Write out the listing below exactly, and omit any images you find in it.

----- DATA TO PROCESS

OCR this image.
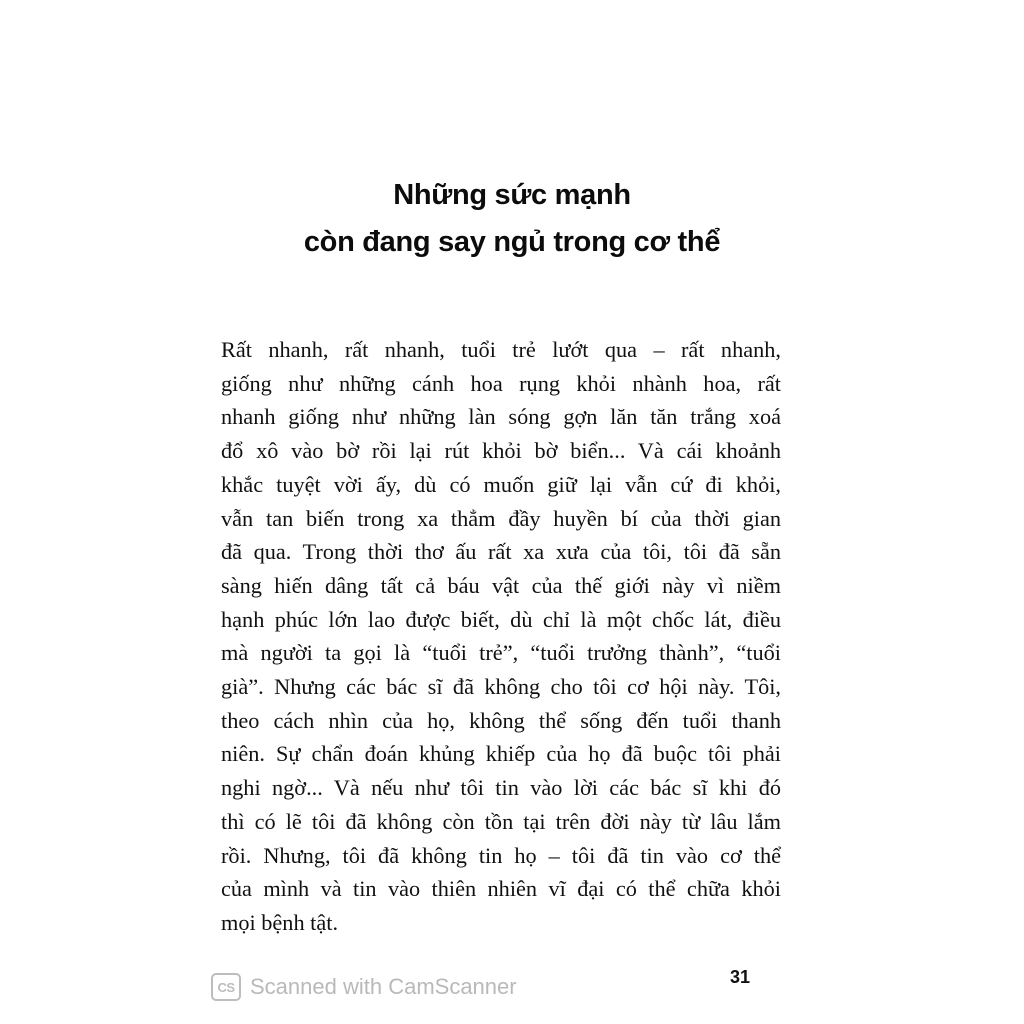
Những sức mạnh
còn đang say ngủ trong cơ thể
Rất nhanh, rất nhanh, tuổi trẻ lướt qua – rất nhanh,
giống như những cánh hoa rụng khỏi nhành hoa, rất
nhanh giống như những làn sóng gợn lăn tăn trắng xoá
đổ xô vào bờ rồi lại rút khỏi bờ biển... Và cái khoảnh
khắc tuyệt vời ấy, dù có muốn giữ lại vẫn cứ đi khỏi,
vẫn tan biến trong xa thẳm đầy huyền bí của thời gian
đã qua. Trong thời thơ ấu rất xa xưa của tôi, tôi đã sẵn
sàng hiến dâng tất cả báu vật của thế giới này vì niềm
hạnh phúc lớn lao được biết, dù chỉ là một chốc lát, điều
mà người ta gọi là “tuổi trẻ”, “tuổi trưởng thành”, “tuổi
già”. Nhưng các bác sĩ đã không cho tôi cơ hội này. Tôi,
theo cách nhìn của họ, không thể sống đến tuổi thanh
niên. Sự chẩn đoán khủng khiếp của họ đã buộc tôi phải
nghi ngờ... Và nếu như tôi tin vào lời các bác sĩ khi đó
thì có lẽ tôi đã không còn tồn tại trên đời này từ lâu lắm
rồi. Nhưng, tôi đã không tin họ – tôi đã tin vào cơ thể
của mình và tin vào thiên nhiên vĩ đại có thể chữa khỏi
mọi bệnh tật.
CS Scanned with CamScanner	31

----------

WRITTEN REPLY:
OCR this image.
Những sức mạnh
còn đang say ngủ trong cơ thể
Rất nhanh, rất nhanh, tuổi trẻ lướt qua – rất nhanh,
giống như những cánh hoa rụng khỏi nhành hoa, rất
nhanh giống như những làn sóng gợn lăn tăn trắng xoá
đổ xô vào bờ rồi lại rút khỏi bờ biển... Và cái khoảnh
khắc tuyệt vời ấy, dù có muốn giữ lại vẫn cứ đi khỏi,
vẫn tan biến trong xa thẳm đầy huyền bí của thời gian
đã qua. Trong thời thơ ấu rất xa xưa của tôi, tôi đã sẵn
sàng hiến dâng tất cả báu vật của thế giới này vì niềm
hạnh phúc lớn lao được biết, dù chỉ là một chốc lát, điều
mà người ta gọi là “tuổi trẻ”, “tuổi trưởng thành”, “tuổi
già”. Nhưng các bác sĩ đã không cho tôi cơ hội này. Tôi,
theo cách nhìn của họ, không thể sống đến tuổi thanh
niên. Sự chẩn đoán khủng khiếp của họ đã buộc tôi phải
nghi ngờ... Và nếu như tôi tin vào lời các bác sĩ khi đó
thì có lẽ tôi đã không còn tồn tại trên đời này từ lâu lắm
rồi. Nhưng, tôi đã không tin họ – tôi đã tin vào cơ thể
của mình và tin vào thiên nhiên vĩ đại có thể chữa khỏi
mọi bệnh tật.
CS Scanned with CamScanner	31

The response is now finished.